Task requirements
Write out every line of the material as it stands, apart from the pictures.

Data tied to figure images
==================================================

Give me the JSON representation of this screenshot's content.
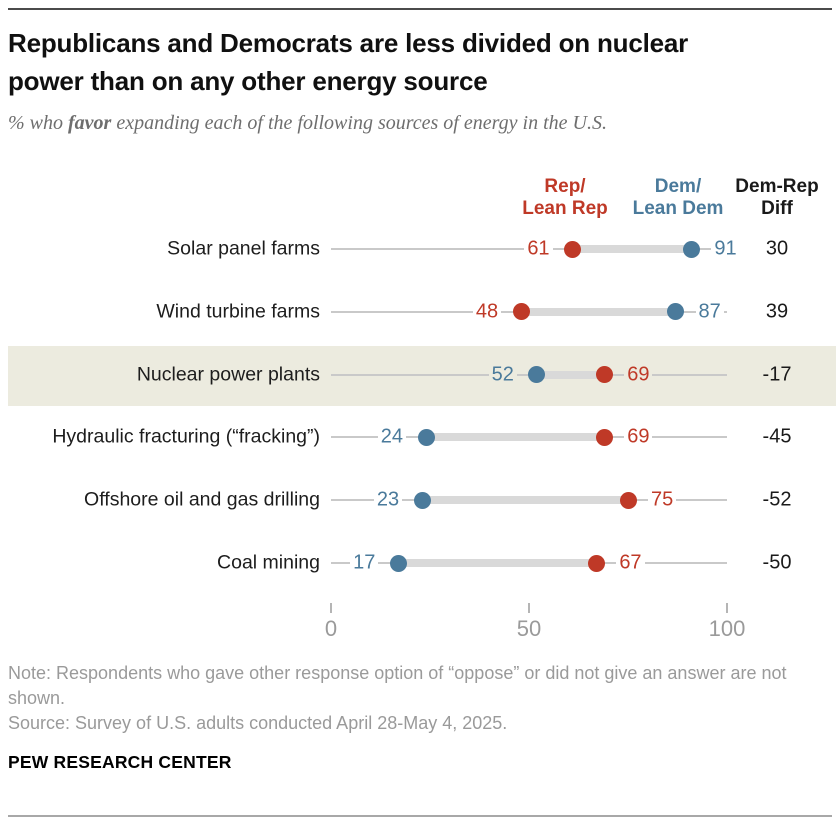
{
  "header": {
    "title": "Republicans and Democrats are less divided on nuclear power than on any other energy source",
    "subtitle_prefix": "% who ",
    "subtitle_emphasis": "favor",
    "subtitle_suffix": " expanding each of the following sources of energy in the U.S."
  },
  "legend": {
    "rep_line1": "Rep/",
    "rep_line2": "Lean Rep",
    "dem_line1": "Dem/",
    "dem_line2": "Lean Dem",
    "diff_line1": "Dem-Rep",
    "diff_line2": "Diff"
  },
  "chart_data": {
    "type": "dumbbell",
    "categories": [
      "Solar panel farms",
      "Wind turbine farms",
      "Nuclear power plants",
      "Hydraulic fracturing (“fracking”)",
      "Offshore oil and gas drilling",
      "Coal mining"
    ],
    "series": [
      {
        "name": "Rep/Lean Rep",
        "values": [
          61,
          48,
          69,
          69,
          75,
          67
        ]
      },
      {
        "name": "Dem/Lean Dem",
        "values": [
          91,
          87,
          52,
          24,
          23,
          17
        ]
      }
    ],
    "diff_label": "Dem-Rep Diff",
    "diff_values": [
      30,
      39,
      -17,
      -45,
      -52,
      -50
    ],
    "highlighted_category": "Nuclear power plants",
    "xlim": [
      0,
      100
    ],
    "x_ticks": [
      0,
      50,
      100
    ],
    "grid": false,
    "legend_position": "top"
  },
  "colors": {
    "rep": "#bf3927",
    "dem": "#4a7a9b",
    "diff_text": "#1a1a1a",
    "highlight_band": "#ecebdf",
    "baseline": "#c9c9c9",
    "connector_bar": "#d9d9d9"
  },
  "notes": {
    "note": "Note: Respondents who gave other response option of “oppose” or did not give an answer are not shown.",
    "source": "Source: Survey of U.S. adults conducted April 28-May 4, 2025.",
    "brand": "PEW RESEARCH CENTER"
  }
}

==================================================

Solution below
Give me the JSON representation of this screenshot's content.
{
  "header": {
    "title": "Republicans and Democrats are less divided on nuclear power than on any other energy source",
    "subtitle_prefix": "% who ",
    "subtitle_emphasis": "favor",
    "subtitle_suffix": " expanding each of the following sources of energy in the U.S."
  },
  "legend": {
    "rep_line1": "Rep/",
    "rep_line2": "Lean Rep",
    "dem_line1": "Dem/",
    "dem_line2": "Lean Dem",
    "diff_line1": "Dem-Rep",
    "diff_line2": "Diff"
  },
  "chart_data": {
    "type": "dumbbell",
    "categories": [
      "Solar panel farms",
      "Wind turbine farms",
      "Nuclear power plants",
      "Hydraulic fracturing (“fracking”)",
      "Offshore oil and gas drilling",
      "Coal mining"
    ],
    "series": [
      {
        "name": "Rep/Lean Rep",
        "values": [
          61,
          48,
          69,
          69,
          75,
          67
        ]
      },
      {
        "name": "Dem/Lean Dem",
        "values": [
          91,
          87,
          52,
          24,
          23,
          17
        ]
      }
    ],
    "diff_label": "Dem-Rep Diff",
    "diff_values": [
      30,
      39,
      -17,
      -45,
      -52,
      -50
    ],
    "highlighted_category": "Nuclear power plants",
    "xlim": [
      0,
      100
    ],
    "x_ticks": [
      0,
      50,
      100
    ],
    "grid": false,
    "legend_position": "top"
  },
  "colors": {
    "rep": "#bf3927",
    "dem": "#4a7a9b",
    "diff_text": "#1a1a1a",
    "highlight_band": "#ecebdf",
    "baseline": "#c9c9c9",
    "connector_bar": "#d9d9d9"
  },
  "notes": {
    "note": "Note: Respondents who gave other response option of “oppose” or did not give an answer are not shown.",
    "source": "Source: Survey of U.S. adults conducted April 28-May 4, 2025.",
    "brand": "PEW RESEARCH CENTER"
  }
}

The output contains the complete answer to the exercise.